> _Excerpted text_

French Canadian Roman Catholic priest, author, publisher and professor

Henri-Raymond Casgrain (December 16, 1831 - February 11, 1904) was a French Canadian Roman Catholic priest, author, publisher, and professor of history.

==Life==

Born in Rivière-Ouelle, Lower Canada, the son Charles-Eusèbe Casgrain and Eliza Anne Baby, Casgrain studied at College of Sainte-Anne-de-la-Pocatière. In 1852, he enrolled in the Montreal School of Medicine and Surgery, but became a priest in 1856. He started teaching at the College of Sainte-Anne-de-la-Pocatière until he was forced to give up teaching because of ill health. In 1859, he was appointed curate of the parish of La Nativité-de-Notre-Dame at Beauport and was free to devote himself entirely to literary pursuits.

> _Extracted information_
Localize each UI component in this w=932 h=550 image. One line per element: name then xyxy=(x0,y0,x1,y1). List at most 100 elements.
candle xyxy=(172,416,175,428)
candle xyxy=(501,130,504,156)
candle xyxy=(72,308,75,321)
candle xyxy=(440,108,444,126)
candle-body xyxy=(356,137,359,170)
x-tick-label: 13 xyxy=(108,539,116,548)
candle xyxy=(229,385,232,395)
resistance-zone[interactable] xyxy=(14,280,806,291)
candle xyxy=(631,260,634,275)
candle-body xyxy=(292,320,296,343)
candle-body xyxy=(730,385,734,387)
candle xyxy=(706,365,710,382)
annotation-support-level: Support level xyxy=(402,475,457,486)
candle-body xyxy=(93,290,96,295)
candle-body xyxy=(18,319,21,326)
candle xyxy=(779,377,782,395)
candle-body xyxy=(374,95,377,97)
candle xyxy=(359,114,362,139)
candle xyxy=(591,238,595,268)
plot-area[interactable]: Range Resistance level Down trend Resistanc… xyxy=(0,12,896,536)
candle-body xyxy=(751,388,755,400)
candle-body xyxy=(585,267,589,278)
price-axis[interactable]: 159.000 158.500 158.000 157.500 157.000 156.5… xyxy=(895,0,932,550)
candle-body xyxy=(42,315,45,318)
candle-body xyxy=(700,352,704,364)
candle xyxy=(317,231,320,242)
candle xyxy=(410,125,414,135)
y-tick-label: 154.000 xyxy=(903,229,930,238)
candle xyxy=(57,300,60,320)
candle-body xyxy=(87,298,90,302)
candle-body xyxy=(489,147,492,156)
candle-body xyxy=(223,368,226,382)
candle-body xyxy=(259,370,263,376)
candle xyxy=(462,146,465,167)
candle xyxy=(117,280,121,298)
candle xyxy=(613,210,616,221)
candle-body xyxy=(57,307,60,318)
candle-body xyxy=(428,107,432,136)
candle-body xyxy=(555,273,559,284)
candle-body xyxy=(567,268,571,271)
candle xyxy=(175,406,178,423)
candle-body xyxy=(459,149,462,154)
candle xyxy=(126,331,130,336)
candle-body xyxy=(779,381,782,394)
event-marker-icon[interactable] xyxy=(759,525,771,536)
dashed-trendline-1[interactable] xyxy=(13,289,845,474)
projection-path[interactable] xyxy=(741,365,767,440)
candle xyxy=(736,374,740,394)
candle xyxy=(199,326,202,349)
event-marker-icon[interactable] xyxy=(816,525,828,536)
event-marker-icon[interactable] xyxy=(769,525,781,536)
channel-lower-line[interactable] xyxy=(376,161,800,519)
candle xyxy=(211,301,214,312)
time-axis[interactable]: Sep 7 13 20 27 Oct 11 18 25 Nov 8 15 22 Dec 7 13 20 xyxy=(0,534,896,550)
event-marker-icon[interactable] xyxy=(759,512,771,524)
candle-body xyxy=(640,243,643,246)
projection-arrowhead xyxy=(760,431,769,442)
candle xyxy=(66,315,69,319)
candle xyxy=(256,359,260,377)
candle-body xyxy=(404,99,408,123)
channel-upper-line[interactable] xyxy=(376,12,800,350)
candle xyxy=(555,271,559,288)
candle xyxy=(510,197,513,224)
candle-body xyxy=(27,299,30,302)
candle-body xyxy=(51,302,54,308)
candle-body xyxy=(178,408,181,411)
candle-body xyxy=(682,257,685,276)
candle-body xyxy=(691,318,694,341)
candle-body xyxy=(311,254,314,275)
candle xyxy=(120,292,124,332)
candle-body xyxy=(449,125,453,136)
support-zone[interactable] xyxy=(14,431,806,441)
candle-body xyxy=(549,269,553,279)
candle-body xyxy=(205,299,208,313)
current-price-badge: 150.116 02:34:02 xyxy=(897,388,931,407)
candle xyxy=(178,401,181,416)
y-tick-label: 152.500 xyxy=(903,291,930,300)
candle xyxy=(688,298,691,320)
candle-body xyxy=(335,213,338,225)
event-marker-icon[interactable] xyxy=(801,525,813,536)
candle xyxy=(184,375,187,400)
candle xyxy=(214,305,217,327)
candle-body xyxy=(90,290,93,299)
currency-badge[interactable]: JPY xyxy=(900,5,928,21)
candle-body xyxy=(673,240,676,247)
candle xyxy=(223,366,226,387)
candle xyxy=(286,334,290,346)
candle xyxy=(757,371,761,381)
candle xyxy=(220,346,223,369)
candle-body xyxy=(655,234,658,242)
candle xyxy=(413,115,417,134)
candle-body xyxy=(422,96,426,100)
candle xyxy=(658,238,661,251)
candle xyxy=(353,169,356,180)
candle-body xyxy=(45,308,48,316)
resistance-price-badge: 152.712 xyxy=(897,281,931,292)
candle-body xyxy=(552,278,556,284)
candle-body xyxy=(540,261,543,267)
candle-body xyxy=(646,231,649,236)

> _Study questions_
**A.** According to the Casgrain biography, which school did Casgrain enroll in in 1852?
**B.** Please continue the Casgrain biography from its last sentence.

> _Answers given_
**A.** The Montreal School of Medicine and Surgery.

**B.**
In 1877, he was awarded a doctorate of history from the Universite Laval, where he would remain as professor.

He wrote primarily on New France and its personalities, such as Samuel de Champlain, Louis-Joseph de Montcalm and his aide-de-camp Francis de Gaston, Chevalier de Levis.

From 1889 to 1890, he was the president of the Royal Society of Canada.

==Selected bibliography==
- Pélerinage au pays d'Évangéline (1855)
- Histoire de la Mère Marie de l'Incarnation (1864)
- Découverte du tombeau de Champlain (1866) with Laverdiere
- Histoire de l'Hôtel-Dieu de Québec (1878)
- Une paroisse canadienne au XVIIe siècle (1880)
- Histoire de l'asile du Bon-Pasteur de Québec (1890)
- Guerre du Canada: Montcalm et Lévis (1891, v.1)
- Guerre du Canada: Montcalm et Lévis (1891, v.2)
- Les français au Canada: Montcalm et Lévis
- Une seconde Acadie (1894)
- Les Sulpiciens et les prêtres des Missions étrangères en Acadie(1897)
- Éclaircissements sur la question acadienne
- Champlain : sa vie et son caractère (1898)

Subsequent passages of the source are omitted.